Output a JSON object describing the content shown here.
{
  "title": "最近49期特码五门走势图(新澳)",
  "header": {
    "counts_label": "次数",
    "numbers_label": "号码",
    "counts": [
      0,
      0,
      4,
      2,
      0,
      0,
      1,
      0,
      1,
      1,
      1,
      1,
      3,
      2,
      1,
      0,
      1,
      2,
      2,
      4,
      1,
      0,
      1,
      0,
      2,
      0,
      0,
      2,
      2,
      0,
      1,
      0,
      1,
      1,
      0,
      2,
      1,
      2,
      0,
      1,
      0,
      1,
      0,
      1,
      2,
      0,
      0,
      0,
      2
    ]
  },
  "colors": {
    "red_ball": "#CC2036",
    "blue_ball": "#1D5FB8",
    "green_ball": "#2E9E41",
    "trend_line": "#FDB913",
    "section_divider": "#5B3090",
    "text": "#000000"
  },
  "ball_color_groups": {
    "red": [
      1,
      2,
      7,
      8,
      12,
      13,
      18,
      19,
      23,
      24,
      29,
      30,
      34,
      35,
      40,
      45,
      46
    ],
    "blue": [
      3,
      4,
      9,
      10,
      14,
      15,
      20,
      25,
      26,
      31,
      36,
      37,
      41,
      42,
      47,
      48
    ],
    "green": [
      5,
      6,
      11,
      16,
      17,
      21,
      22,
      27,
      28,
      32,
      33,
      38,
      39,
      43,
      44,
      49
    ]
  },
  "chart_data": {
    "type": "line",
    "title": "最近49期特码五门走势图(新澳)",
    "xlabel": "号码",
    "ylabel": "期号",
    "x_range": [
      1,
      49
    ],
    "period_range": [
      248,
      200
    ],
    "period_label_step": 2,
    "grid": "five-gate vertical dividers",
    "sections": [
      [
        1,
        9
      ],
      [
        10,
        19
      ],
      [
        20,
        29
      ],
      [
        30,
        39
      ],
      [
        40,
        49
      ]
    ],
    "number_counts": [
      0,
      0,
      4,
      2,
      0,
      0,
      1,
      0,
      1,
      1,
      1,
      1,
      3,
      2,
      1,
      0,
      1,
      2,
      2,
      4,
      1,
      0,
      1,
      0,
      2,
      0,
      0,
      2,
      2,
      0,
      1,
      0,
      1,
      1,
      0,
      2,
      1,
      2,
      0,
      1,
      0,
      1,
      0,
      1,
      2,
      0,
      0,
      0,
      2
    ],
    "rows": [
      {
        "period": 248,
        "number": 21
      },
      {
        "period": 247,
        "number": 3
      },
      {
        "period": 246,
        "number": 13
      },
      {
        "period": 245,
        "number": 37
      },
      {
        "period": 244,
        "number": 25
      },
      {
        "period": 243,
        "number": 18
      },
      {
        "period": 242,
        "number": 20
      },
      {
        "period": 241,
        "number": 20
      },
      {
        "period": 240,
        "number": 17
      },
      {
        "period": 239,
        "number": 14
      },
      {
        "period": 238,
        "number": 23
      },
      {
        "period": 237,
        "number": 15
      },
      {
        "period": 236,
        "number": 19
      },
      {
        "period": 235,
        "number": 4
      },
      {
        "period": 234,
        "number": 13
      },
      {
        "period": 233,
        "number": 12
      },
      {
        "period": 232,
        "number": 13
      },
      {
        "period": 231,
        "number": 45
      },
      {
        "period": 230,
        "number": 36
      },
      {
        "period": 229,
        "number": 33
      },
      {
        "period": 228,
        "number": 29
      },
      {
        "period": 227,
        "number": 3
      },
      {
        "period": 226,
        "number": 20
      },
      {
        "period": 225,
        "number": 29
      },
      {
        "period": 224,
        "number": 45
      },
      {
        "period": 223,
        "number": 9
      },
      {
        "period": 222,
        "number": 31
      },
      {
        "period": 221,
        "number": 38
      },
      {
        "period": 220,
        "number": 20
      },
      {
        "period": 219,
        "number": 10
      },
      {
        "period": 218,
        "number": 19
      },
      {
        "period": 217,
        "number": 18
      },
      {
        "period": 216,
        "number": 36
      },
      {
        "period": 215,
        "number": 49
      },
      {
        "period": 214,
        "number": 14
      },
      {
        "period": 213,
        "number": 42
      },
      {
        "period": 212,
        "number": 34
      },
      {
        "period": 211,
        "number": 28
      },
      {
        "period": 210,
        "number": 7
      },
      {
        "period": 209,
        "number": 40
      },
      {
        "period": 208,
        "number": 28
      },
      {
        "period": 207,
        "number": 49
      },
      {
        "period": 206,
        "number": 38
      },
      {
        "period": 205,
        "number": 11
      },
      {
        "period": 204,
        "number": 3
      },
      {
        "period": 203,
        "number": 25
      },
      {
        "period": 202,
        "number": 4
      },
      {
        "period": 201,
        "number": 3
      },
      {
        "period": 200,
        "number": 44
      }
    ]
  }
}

------------------------------------

- Stated exercise -
Recopy the entries above exactly, with every line included.

- Response for this exercise -
Output a JSON object describing the content shown here.
{
  "title": "最近49期特码五门走势图(新澳)",
  "header": {
    "counts_label": "次数",
    "numbers_label": "号码",
    "counts": [
      0,
      0,
      4,
      2,
      0,
      0,
      1,
      0,
      1,
      1,
      1,
      1,
      3,
      2,
      1,
      0,
      1,
      2,
      2,
      4,
      1,
      0,
      1,
      0,
      2,
      0,
      0,
      2,
      2,
      0,
      1,
      0,
      1,
      1,
      0,
      2,
      1,
      2,
      0,
      1,
      0,
      1,
      0,
      1,
      2,
      0,
      0,
      0,
      2
    ]
  },
  "colors": {
    "red_ball": "#CC2036",
    "blue_ball": "#1D5FB8",
    "green_ball": "#2E9E41",
    "trend_line": "#FDB913",
    "section_divider": "#5B3090",
    "text": "#000000"
  },
  "ball_color_groups": {
    "red": [
      1,
      2,
      7,
      8,
      12,
      13,
      18,
      19,
      23,
      24,
      29,
      30,
      34,
      35,
      40,
      45,
      46
    ],
    "blue": [
      3,
      4,
      9,
      10,
      14,
      15,
      20,
      25,
      26,
      31,
      36,
      37,
      41,
      42,
      47,
      48
    ],
    "green": [
      5,
      6,
      11,
      16,
      17,
      21,
      22,
      27,
      28,
      32,
      33,
      38,
      39,
      43,
      44,
      49
    ]
  },
  "chart_data": {
    "type": "line",
    "title": "最近49期特码五门走势图(新澳)",
    "xlabel": "号码",
    "ylabel": "期号",
    "x_range": [
      1,
      49
    ],
    "period_range": [
      248,
      200
    ],
    "period_label_step": 2,
    "grid": "five-gate vertical dividers",
    "sections": [
      [
        1,
        9
      ],
      [
        10,
        19
      ],
      [
        20,
        29
      ],
      [
        30,
        39
      ],
      [
        40,
        49
      ]
    ],
    "number_counts": [
      0,
      0,
      4,
      2,
      0,
      0,
      1,
      0,
      1,
      1,
      1,
      1,
      3,
      2,
      1,
      0,
      1,
      2,
      2,
      4,
      1,
      0,
      1,
      0,
      2,
      0,
      0,
      2,
      2,
      0,
      1,
      0,
      1,
      1,
      0,
      2,
      1,
      2,
      0,
      1,
      0,
      1,
      0,
      1,
      2,
      0,
      0,
      0,
      2
    ],
    "rows": [
      {
        "period": 248,
        "number": 21
      },
      {
        "period": 247,
        "number": 3
      },
      {
        "period": 246,
        "number": 13
      },
      {
        "period": 245,
        "number": 37
      },
      {
        "period": 244,
        "number": 25
      },
      {
        "period": 243,
        "number": 18
      },
      {
        "period": 242,
        "number": 20
      },
      {
        "period": 241,
        "number": 20
      },
      {
        "period": 240,
        "number": 17
      },
      {
        "period": 239,
        "number": 14
      },
      {
        "period": 238,
        "number": 23
      },
      {
        "period": 237,
        "number": 15
      },
      {
        "period": 236,
        "number": 19
      },
      {
        "period": 235,
        "number": 4
      },
      {
        "period": 234,
        "number": 13
      },
      {
        "period": 233,
        "number": 12
      },
      {
        "period": 232,
        "number": 13
      },
      {
        "period": 231,
        "number": 45
      },
      {
        "period": 230,
        "number": 36
      },
      {
        "period": 229,
        "number": 33
      },
      {
        "period": 228,
        "number": 29
      },
      {
        "period": 227,
        "number": 3
      },
      {
        "period": 226,
        "number": 20
      },
      {
        "period": 225,
        "number": 29
      },
      {
        "period": 224,
        "number": 45
      },
      {
        "period": 223,
        "number": 9
      },
      {
        "period": 222,
        "number": 31
      },
      {
        "period": 221,
        "number": 38
      },
      {
        "period": 220,
        "number": 20
      },
      {
        "period": 219,
        "number": 10
      },
      {
        "period": 218,
        "number": 19
      },
      {
        "period": 217,
        "number": 18
      },
      {
        "period": 216,
        "number": 36
      },
      {
        "period": 215,
        "number": 49
      },
      {
        "period": 214,
        "number": 14
      },
      {
        "period": 213,
        "number": 42
      },
      {
        "period": 212,
        "number": 34
      },
      {
        "period": 211,
        "number": 28
      },
      {
        "period": 210,
        "number": 7
      },
      {
        "period": 209,
        "number": 40
      },
      {
        "period": 208,
        "number": 28
      },
      {
        "period": 207,
        "number": 49
      },
      {
        "period": 206,
        "number": 38
      },
      {
        "period": 205,
        "number": 11
      },
      {
        "period": 204,
        "number": 3
      },
      {
        "period": 203,
        "number": 25
      },
      {
        "period": 202,
        "number": 4
      },
      {
        "period": 201,
        "number": 3
      },
      {
        "period": 200,
        "number": 44
      }
    ]
  }
}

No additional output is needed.